**EXERCISE OBJECTIVE:**
Copy out every record precisely.

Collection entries
++++

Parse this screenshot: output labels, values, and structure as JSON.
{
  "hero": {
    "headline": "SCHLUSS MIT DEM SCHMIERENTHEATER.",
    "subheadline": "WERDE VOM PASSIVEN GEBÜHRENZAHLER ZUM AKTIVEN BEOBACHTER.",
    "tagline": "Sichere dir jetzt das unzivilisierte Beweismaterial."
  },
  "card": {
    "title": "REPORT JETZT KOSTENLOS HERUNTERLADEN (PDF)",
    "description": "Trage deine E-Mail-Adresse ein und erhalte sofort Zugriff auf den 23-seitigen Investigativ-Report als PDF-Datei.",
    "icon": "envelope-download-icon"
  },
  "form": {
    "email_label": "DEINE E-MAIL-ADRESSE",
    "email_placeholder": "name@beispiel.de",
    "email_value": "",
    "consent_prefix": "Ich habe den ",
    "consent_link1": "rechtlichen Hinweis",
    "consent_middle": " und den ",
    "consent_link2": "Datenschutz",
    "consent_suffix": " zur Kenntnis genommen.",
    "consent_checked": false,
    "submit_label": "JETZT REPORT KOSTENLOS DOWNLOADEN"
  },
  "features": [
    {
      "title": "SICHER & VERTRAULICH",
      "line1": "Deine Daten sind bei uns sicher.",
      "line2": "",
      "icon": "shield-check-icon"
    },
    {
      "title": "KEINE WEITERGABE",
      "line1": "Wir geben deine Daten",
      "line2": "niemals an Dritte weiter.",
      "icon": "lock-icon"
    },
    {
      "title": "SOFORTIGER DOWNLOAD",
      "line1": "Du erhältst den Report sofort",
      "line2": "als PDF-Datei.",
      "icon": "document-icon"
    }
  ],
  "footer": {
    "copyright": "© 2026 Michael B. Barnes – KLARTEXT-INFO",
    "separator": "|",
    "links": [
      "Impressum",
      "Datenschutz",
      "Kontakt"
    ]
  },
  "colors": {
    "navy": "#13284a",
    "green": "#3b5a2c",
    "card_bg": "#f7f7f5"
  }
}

++++

**OUTPUT OF THE TASK:**
Parse this screenshot: output labels, values, and structure as JSON.
{
  "hero": {
    "headline": "SCHLUSS MIT DEM SCHMIERENTHEATER.",
    "subheadline": "WERDE VOM PASSIVEN GEBÜHRENZAHLER ZUM AKTIVEN BEOBACHTER.",
    "tagline": "Sichere dir jetzt das unzivilisierte Beweismaterial."
  },
  "card": {
    "title": "REPORT JETZT KOSTENLOS HERUNTERLADEN (PDF)",
    "description": "Trage deine E-Mail-Adresse ein und erhalte sofort Zugriff auf den 23-seitigen Investigativ-Report als PDF-Datei.",
    "icon": "envelope-download-icon"
  },
  "form": {
    "email_label": "DEINE E-MAIL-ADRESSE",
    "email_placeholder": "name@beispiel.de",
    "email_value": "",
    "consent_prefix": "Ich habe den ",
    "consent_link1": "rechtlichen Hinweis",
    "consent_middle": " und den ",
    "consent_link2": "Datenschutz",
    "consent_suffix": " zur Kenntnis genommen.",
    "consent_checked": false,
    "submit_label": "JETZT REPORT KOSTENLOS DOWNLOADEN"
  },
  "features": [
    {
      "title": "SICHER & VERTRAULICH",
      "line1": "Deine Daten sind bei uns sicher.",
      "line2": "",
      "icon": "shield-check-icon"
    },
    {
      "title": "KEINE WEITERGABE",
      "line1": "Wir geben deine Daten",
      "line2": "niemals an Dritte weiter.",
      "icon": "lock-icon"
    },
    {
      "title": "SOFORTIGER DOWNLOAD",
      "line1": "Du erhältst den Report sofort",
      "line2": "als PDF-Datei.",
      "icon": "document-icon"
    }
  ],
  "footer": {
    "copyright": "© 2026 Michael B. Barnes – KLARTEXT-INFO",
    "separator": "|",
    "links": [
      "Impressum",
      "Datenschutz",
      "Kontakt"
    ]
  },
  "colors": {
    "navy": "#13284a",
    "green": "#3b5a2c",
    "card_bg": "#f7f7f5"
  }
}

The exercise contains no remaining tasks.